SOURCE »
########################################

Police in Tel Aviv, Israel, use water cannons to disperse demonstrators during a protest against Israeli Prime Minister Benjamin Netanyahu's government, and calling for the release of hostages held in the Gaza Strip by Hamas, on Saturday.
Ohad Zwigenberg
/
AP
Police in Tel Aviv, Israel, use water cannons to disperse demonstrators during a protest against Israeli Prime Minister Benjamin Netanyahu's government, and calling for the release of hostages held in the Gaza Strip by Hamas, on Saturday.

TEL AVIV, Israel — U.S. officials are signalling progress on negotiations around a cease-fire agreement between Israel and Hamas, with White House national security adviser Jake Sullivan saying the outlines of a deal have come into shape.

########################################

RECORDS SUPPLIED »

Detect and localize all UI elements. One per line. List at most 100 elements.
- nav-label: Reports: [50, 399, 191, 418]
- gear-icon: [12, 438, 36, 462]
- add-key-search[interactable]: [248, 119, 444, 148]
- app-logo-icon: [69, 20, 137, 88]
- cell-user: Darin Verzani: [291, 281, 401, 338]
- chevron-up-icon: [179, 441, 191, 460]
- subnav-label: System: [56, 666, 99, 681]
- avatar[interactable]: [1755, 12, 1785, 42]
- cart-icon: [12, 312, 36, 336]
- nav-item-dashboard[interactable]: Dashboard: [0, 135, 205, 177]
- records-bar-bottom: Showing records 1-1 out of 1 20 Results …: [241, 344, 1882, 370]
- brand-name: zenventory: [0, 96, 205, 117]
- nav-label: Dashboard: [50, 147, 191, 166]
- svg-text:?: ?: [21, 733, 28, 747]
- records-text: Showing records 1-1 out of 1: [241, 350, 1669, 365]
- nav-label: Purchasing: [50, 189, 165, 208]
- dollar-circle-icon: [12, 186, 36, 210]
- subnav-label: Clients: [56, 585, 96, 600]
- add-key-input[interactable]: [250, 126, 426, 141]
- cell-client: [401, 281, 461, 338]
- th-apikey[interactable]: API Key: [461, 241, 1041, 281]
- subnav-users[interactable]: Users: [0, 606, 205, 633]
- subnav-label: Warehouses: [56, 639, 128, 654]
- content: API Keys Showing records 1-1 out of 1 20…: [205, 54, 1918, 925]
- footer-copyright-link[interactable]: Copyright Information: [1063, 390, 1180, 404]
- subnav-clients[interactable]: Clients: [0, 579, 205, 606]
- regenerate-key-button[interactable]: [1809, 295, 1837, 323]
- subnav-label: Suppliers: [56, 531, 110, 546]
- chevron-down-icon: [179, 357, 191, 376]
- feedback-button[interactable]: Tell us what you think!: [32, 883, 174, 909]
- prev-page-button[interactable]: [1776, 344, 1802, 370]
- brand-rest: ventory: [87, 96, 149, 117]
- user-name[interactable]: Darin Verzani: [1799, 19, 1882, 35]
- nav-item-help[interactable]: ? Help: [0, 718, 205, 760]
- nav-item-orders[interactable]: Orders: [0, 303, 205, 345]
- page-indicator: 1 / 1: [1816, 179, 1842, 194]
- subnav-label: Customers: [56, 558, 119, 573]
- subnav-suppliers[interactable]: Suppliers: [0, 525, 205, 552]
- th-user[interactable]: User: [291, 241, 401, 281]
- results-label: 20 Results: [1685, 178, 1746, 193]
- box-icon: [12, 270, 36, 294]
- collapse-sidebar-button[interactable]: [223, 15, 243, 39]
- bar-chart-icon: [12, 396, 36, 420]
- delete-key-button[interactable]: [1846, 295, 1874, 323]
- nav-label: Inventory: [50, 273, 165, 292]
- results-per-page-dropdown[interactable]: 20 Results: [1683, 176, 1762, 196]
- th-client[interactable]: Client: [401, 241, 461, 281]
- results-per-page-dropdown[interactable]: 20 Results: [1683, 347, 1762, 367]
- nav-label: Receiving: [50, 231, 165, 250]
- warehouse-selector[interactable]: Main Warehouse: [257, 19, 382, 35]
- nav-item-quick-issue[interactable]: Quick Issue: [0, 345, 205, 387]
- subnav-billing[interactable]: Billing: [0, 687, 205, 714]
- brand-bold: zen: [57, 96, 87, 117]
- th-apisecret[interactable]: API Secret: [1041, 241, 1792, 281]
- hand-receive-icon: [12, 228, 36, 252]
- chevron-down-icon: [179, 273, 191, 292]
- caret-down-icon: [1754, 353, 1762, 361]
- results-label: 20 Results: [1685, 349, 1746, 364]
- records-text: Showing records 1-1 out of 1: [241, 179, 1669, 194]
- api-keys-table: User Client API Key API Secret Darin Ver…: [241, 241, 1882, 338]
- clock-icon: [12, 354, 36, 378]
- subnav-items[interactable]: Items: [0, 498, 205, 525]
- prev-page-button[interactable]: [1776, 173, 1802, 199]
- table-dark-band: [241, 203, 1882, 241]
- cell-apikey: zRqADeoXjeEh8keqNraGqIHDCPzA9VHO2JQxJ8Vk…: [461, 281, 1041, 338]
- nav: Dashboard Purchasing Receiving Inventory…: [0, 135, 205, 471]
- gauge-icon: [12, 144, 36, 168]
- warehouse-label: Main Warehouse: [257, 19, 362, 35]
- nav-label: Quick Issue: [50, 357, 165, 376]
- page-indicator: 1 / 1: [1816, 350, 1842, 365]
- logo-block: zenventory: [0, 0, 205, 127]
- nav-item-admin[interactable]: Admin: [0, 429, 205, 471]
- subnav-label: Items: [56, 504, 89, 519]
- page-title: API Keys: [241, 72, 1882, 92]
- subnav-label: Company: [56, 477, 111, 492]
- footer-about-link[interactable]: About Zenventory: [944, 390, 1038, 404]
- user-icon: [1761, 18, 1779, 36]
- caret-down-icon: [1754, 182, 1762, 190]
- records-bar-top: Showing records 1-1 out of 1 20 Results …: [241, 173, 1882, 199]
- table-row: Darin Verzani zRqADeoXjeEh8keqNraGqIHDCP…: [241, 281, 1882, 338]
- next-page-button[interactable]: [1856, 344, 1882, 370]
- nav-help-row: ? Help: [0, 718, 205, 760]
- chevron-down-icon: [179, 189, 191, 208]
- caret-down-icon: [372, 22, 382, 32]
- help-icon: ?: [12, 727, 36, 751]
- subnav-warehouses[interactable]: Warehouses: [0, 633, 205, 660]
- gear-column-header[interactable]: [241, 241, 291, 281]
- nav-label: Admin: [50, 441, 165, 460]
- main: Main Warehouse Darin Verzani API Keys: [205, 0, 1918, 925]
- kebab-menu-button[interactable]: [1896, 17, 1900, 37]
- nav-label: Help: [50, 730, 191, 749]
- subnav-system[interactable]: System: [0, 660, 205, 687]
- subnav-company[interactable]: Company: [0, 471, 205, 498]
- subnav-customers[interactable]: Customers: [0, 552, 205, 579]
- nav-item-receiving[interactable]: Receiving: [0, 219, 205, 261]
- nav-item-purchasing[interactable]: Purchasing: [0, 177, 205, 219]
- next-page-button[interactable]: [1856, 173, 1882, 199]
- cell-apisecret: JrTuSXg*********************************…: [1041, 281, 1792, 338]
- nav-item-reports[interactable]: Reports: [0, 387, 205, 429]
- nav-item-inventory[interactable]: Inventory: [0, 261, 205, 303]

########################################

Continue the news report on the Israel–Hamas cease-fire negotiations, starting after its last sentence.

Speaking Sunday on CNN's State of the Union, Sullivan said that representatives from Israel, the U.S., Egypt and Qatar, who met in Paris last week, had come to "an understanding among the four of them about what the basic contours of a hostage deal for temporary cease-fire would look like."

But Israeli Prime Minister Benjamin Netanyahu was more circumspect in an interview with Face the Nation on CBS, saying it remains unclear if a new cease-fire deal can be reached with Hamas that would bring the release of Israeli hostages in exchange for Palestinians prisoners.

He added that Hamas needed to "come down to a reasonable situation," but did not offer any details on the areas of disagreement.

An Egyptian official close to the talks who spoke to NPR has confirmed that Israel will participate in the next stage of negotiations in Doha, Qatar, intended to continue discussions around a six-week cease-fire.

If an agreement can be reached, this would be the second cease-fire since Oct. 7, when Hamas-led militants attacked southern Israel, killing 1,200 and taking 240 hostages, according to Israeli officials. Israel's military response has killed more than 29,000 Palestinians, according to the Gaza Health Ministry.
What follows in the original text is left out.